**Exercise description**
Leave out the pictures and copy each record below exactly.

START Provided information

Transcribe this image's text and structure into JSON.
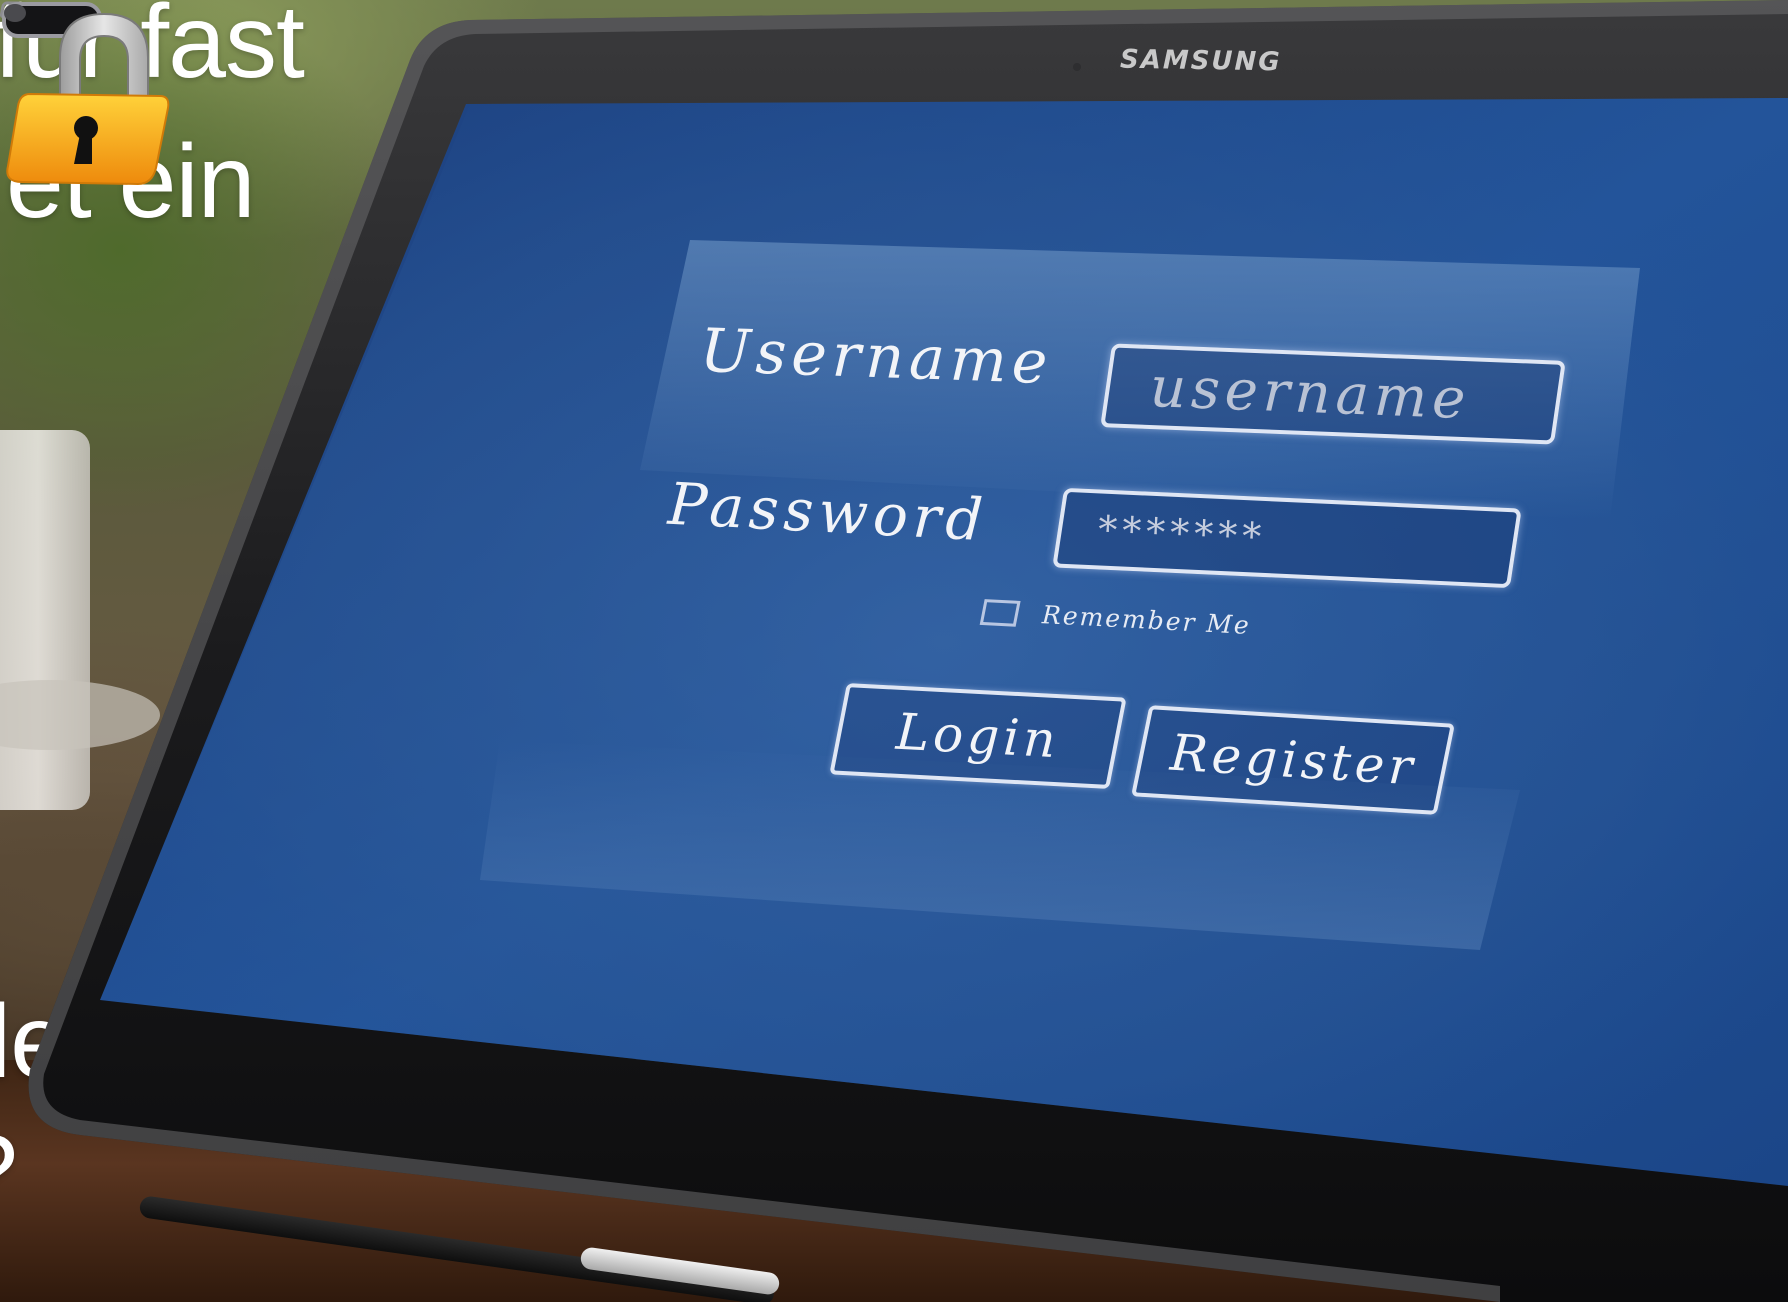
{
  "overlay_text": {
    "line1": "für fast",
    "line2": "et ein",
    "line3": ")",
    "line4": "le",
    "line5": "?"
  },
  "device": {
    "brand": "SAMSUNG"
  },
  "login_form": {
    "username_label": "Username",
    "username_value": "username",
    "password_label": "Password",
    "password_value": "*******",
    "remember_label": "Remember Me",
    "remember_checked": false,
    "login_button": "Login",
    "register_button": "Register"
  },
  "icons": {
    "padlock": "padlock-icon",
    "home": "home-button-icon",
    "back": "back-key-icon",
    "menu": "menu-key-icon"
  },
  "colors": {
    "screen_blue": "#1f4a8f",
    "screen_glow": "#4f7bb5",
    "padlock_body": "#f2a51a",
    "padlock_shackle": "#c8c8c8",
    "bezel": "#1a1a1c"
  }
}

END Provided information

**Final result**
Transcribe this image's text and structure into JSON.
{
  "overlay_text": {
    "line1": "für fast",
    "line2": "et ein",
    "line3": ")",
    "line4": "le",
    "line5": "?"
  },
  "device": {
    "brand": "SAMSUNG"
  },
  "login_form": {
    "username_label": "Username",
    "username_value": "username",
    "password_label": "Password",
    "password_value": "*******",
    "remember_label": "Remember Me",
    "remember_checked": false,
    "login_button": "Login",
    "register_button": "Register"
  },
  "icons": {
    "padlock": "padlock-icon",
    "home": "home-button-icon",
    "back": "back-key-icon",
    "menu": "menu-key-icon"
  },
  "colors": {
    "screen_blue": "#1f4a8f",
    "screen_glow": "#4f7bb5",
    "padlock_body": "#f2a51a",
    "padlock_shackle": "#c8c8c8",
    "bezel": "#1a1a1c"
  }
}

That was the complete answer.